[start]
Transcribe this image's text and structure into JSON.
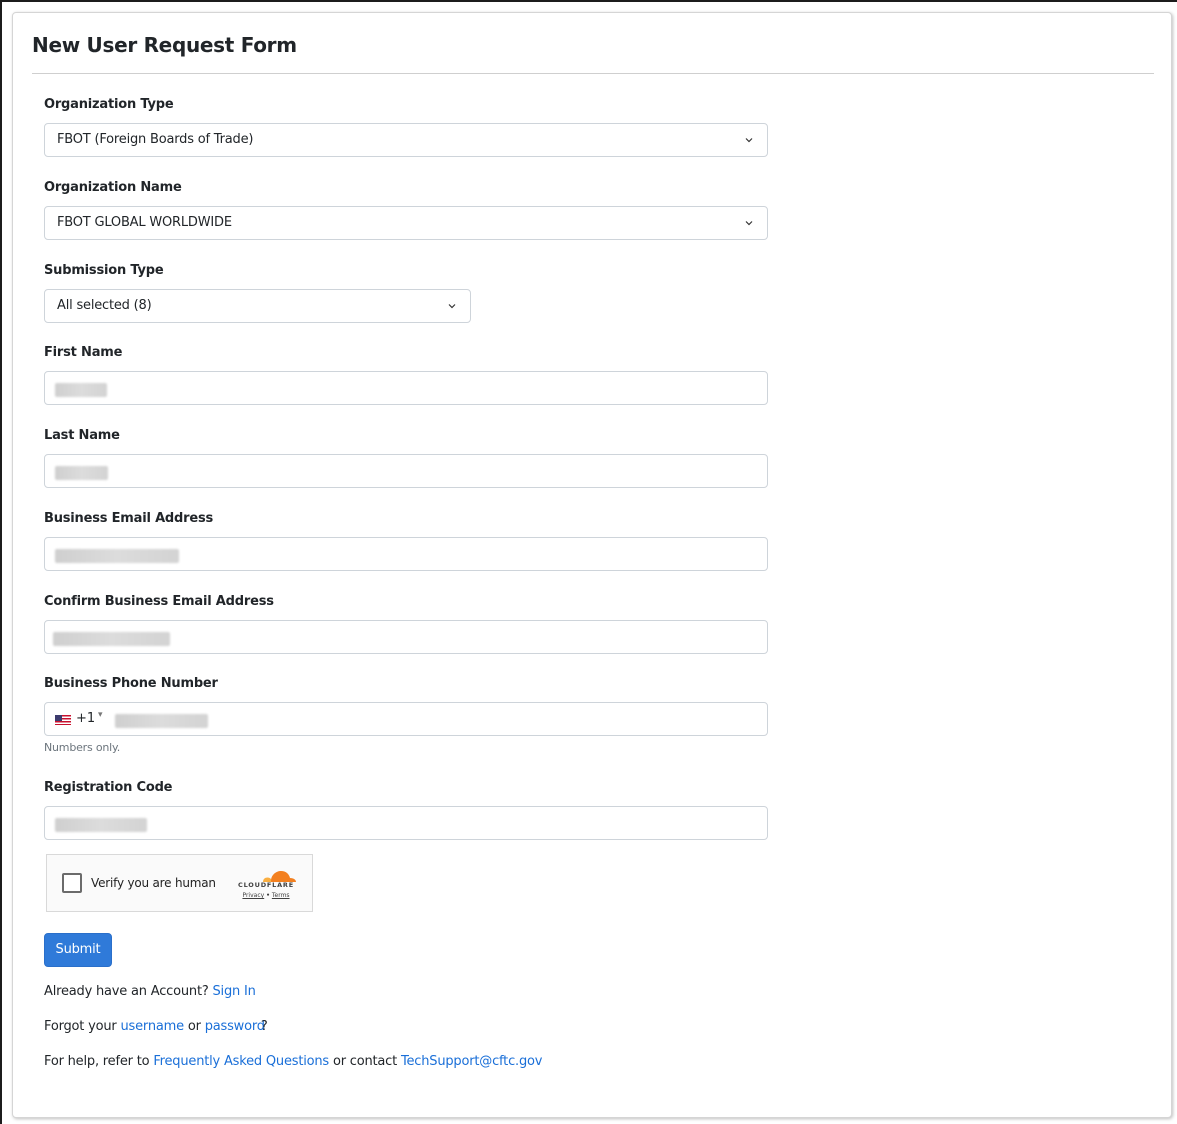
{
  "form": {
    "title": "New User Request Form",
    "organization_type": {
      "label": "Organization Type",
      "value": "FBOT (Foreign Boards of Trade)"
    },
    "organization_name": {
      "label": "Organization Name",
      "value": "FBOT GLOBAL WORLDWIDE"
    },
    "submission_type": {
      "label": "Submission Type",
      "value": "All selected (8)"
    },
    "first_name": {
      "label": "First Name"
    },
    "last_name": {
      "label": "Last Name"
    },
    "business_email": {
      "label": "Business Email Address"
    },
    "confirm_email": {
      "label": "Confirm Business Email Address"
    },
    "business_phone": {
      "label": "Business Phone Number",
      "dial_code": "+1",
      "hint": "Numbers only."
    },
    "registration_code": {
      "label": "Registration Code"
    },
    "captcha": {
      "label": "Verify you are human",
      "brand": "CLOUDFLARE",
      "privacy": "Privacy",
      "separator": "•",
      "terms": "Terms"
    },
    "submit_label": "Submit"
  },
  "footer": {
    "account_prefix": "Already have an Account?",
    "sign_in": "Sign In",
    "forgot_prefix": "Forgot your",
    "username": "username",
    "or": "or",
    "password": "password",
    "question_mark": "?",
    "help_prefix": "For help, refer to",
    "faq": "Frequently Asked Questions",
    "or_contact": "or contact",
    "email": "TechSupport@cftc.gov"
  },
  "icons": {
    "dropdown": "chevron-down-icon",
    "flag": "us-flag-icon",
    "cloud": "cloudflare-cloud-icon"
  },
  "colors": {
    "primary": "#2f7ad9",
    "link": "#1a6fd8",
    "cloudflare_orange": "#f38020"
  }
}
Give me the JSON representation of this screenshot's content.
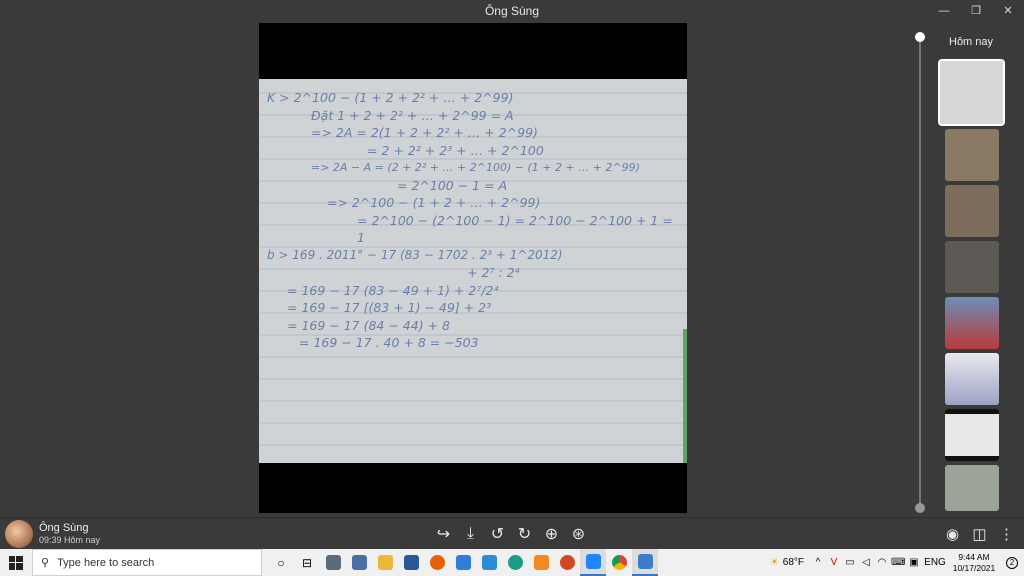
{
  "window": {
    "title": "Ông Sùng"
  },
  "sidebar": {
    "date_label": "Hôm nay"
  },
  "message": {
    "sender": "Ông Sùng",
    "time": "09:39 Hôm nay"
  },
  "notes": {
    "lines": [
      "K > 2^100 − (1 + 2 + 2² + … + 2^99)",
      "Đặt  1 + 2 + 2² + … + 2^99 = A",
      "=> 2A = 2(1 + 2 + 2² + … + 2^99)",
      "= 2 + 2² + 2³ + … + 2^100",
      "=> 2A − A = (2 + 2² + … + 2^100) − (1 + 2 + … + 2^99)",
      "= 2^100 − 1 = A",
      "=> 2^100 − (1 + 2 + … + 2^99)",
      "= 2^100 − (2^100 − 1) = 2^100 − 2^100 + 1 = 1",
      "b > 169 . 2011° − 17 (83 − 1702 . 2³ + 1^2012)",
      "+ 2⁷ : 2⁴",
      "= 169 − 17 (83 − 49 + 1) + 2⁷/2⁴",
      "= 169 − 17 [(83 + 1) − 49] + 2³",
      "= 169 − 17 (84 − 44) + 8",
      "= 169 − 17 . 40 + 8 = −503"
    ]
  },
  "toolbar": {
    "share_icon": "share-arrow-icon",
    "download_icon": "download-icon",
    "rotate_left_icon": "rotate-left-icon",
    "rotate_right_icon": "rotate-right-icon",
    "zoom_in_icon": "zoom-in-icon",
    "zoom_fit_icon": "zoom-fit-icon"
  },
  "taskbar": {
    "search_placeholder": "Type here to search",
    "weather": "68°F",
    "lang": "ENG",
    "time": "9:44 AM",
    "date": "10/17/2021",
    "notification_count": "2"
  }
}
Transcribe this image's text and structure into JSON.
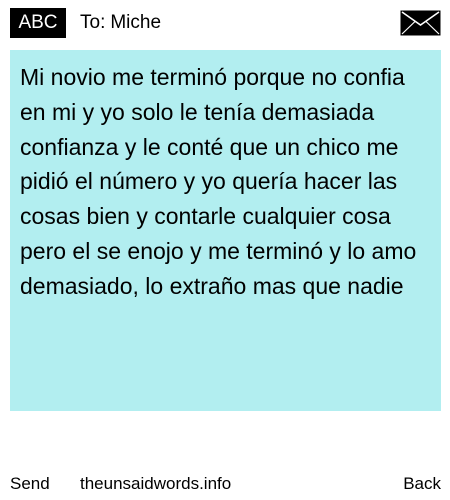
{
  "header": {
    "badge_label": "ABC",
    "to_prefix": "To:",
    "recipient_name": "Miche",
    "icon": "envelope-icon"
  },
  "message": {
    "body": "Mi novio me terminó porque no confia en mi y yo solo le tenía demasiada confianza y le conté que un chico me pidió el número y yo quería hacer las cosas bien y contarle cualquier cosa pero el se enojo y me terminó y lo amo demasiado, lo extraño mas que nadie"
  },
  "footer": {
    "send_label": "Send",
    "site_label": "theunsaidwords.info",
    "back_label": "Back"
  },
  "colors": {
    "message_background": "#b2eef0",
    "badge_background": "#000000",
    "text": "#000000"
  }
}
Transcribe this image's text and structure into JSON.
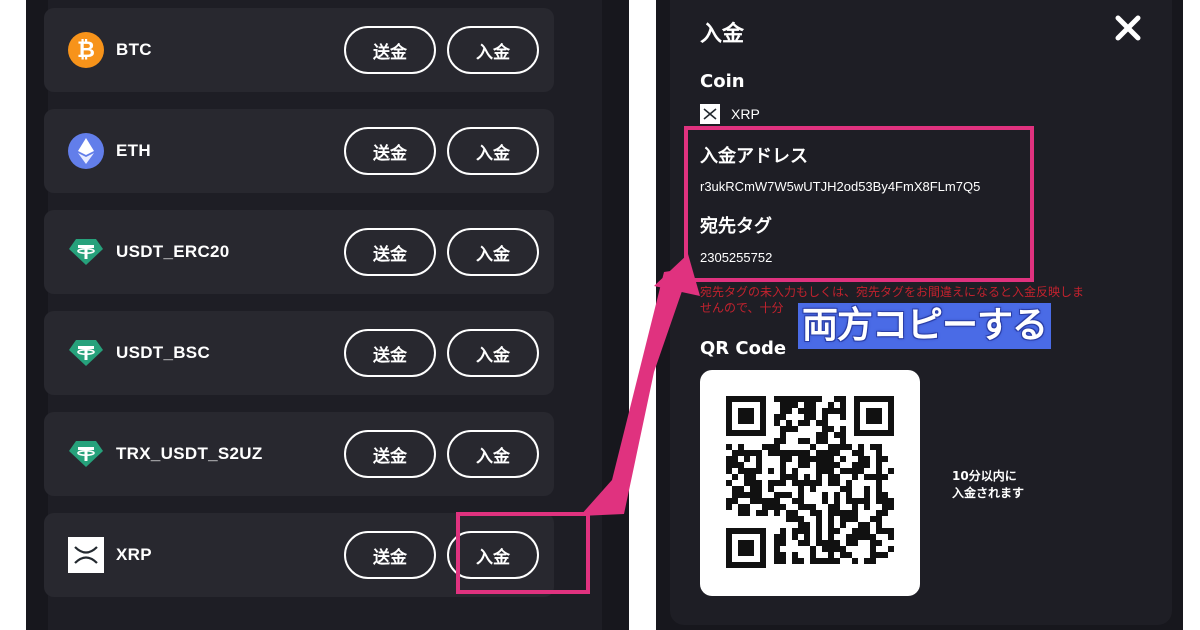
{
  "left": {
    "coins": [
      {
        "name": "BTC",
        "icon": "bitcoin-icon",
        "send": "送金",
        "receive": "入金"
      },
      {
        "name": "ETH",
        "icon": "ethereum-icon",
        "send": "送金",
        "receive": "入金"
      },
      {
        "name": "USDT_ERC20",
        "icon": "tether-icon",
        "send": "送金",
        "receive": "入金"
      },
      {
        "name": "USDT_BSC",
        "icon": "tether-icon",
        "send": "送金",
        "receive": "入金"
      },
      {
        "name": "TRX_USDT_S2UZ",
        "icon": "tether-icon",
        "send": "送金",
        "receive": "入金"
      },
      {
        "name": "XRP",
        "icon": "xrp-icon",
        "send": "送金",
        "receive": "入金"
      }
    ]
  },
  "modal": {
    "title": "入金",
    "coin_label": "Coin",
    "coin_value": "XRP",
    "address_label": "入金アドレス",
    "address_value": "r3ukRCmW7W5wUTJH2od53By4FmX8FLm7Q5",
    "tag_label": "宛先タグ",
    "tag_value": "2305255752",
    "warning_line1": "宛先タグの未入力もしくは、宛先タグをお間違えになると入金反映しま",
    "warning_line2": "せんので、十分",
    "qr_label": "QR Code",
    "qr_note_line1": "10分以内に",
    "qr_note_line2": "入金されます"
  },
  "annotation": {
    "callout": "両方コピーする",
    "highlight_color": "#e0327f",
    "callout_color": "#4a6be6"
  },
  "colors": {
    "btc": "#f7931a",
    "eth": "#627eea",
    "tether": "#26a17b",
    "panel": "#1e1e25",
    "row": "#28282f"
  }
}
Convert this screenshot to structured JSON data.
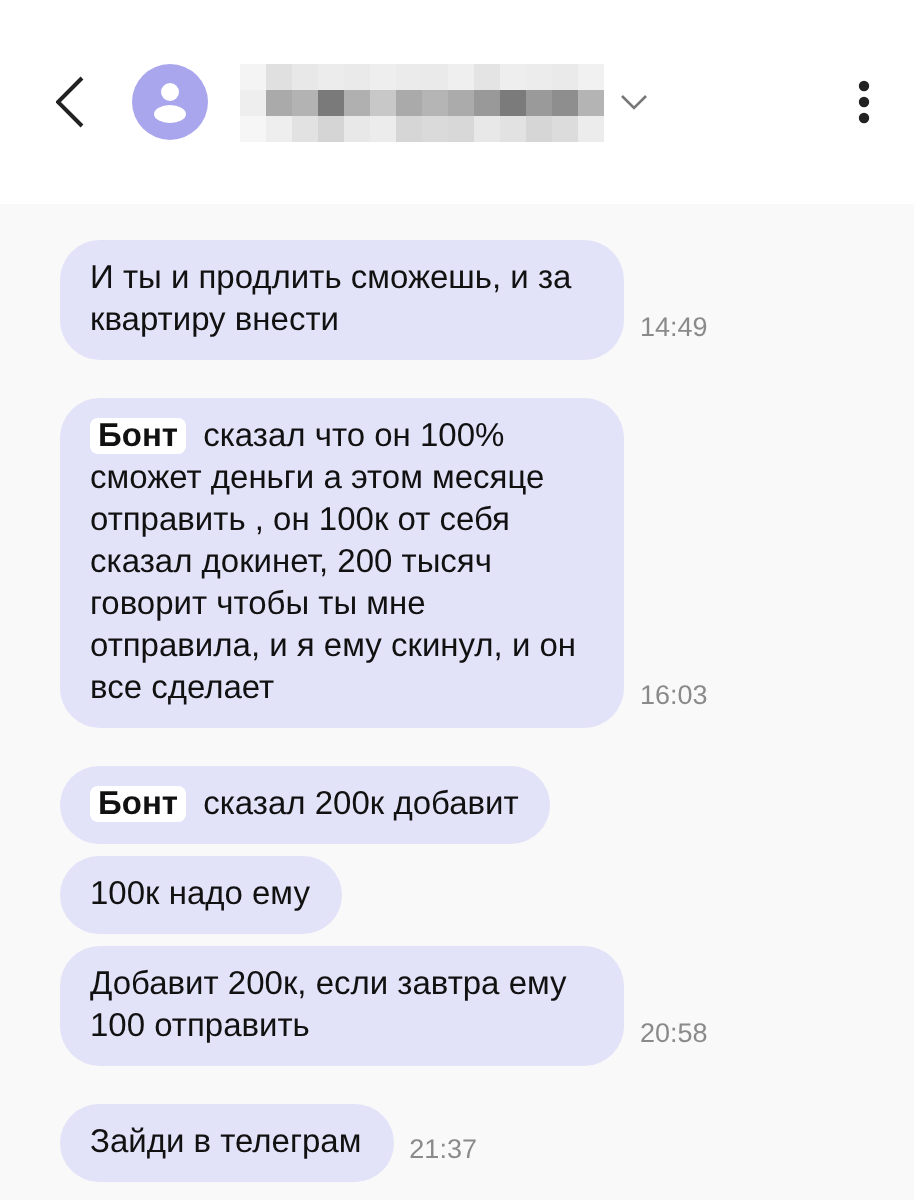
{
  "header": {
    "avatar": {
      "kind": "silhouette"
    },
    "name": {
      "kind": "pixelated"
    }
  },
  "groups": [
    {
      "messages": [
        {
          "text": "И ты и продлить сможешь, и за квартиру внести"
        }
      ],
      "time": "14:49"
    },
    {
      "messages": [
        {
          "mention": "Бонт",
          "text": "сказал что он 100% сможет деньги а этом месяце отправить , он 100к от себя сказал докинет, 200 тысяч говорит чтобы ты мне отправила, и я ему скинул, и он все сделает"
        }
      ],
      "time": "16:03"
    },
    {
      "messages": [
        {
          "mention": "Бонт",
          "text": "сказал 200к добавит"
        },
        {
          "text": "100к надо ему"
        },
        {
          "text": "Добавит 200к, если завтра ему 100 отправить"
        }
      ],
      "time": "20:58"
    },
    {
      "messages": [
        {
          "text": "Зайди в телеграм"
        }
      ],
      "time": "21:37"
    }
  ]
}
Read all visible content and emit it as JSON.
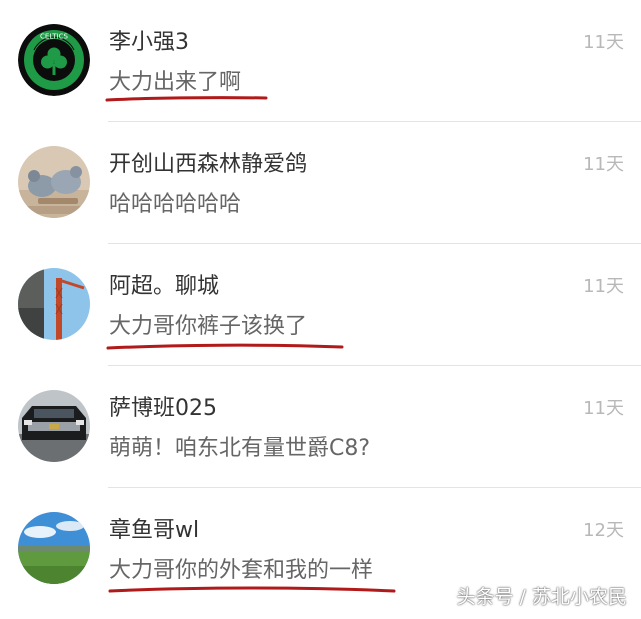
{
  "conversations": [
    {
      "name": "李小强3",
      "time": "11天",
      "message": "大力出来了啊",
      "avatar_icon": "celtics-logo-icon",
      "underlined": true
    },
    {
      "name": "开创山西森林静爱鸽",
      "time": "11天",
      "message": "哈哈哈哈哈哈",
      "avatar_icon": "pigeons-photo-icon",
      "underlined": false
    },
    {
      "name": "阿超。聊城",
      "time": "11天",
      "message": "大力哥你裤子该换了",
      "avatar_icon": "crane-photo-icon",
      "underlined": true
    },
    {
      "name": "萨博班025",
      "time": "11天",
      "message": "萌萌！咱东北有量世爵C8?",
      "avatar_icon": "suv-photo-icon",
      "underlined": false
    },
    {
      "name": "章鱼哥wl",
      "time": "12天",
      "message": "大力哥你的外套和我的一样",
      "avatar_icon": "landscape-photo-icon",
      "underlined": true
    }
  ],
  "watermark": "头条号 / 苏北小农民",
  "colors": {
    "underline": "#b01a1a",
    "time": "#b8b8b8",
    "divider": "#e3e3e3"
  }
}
[end]
**WHAT IS ASKED:**
Copy out only the lines beginning at the line with "Read all visible content and emit it as JSON." and ending at the last line of the entries. Keep them exact; drop pictures.

**RESPONSE BELOW:**
Read all visible content and emit it as JSON.
{
  "conversations": [
    {
      "name": "李小强3",
      "time": "11天",
      "message": "大力出来了啊",
      "avatar_icon": "celtics-logo-icon",
      "underlined": true
    },
    {
      "name": "开创山西森林静爱鸽",
      "time": "11天",
      "message": "哈哈哈哈哈哈",
      "avatar_icon": "pigeons-photo-icon",
      "underlined": false
    },
    {
      "name": "阿超。聊城",
      "time": "11天",
      "message": "大力哥你裤子该换了",
      "avatar_icon": "crane-photo-icon",
      "underlined": true
    },
    {
      "name": "萨博班025",
      "time": "11天",
      "message": "萌萌！咱东北有量世爵C8?",
      "avatar_icon": "suv-photo-icon",
      "underlined": false
    },
    {
      "name": "章鱼哥wl",
      "time": "12天",
      "message": "大力哥你的外套和我的一样",
      "avatar_icon": "landscape-photo-icon",
      "underlined": true
    }
  ],
  "watermark": "头条号 / 苏北小农民",
  "colors": {
    "underline": "#b01a1a",
    "time": "#b8b8b8",
    "divider": "#e3e3e3"
  }
}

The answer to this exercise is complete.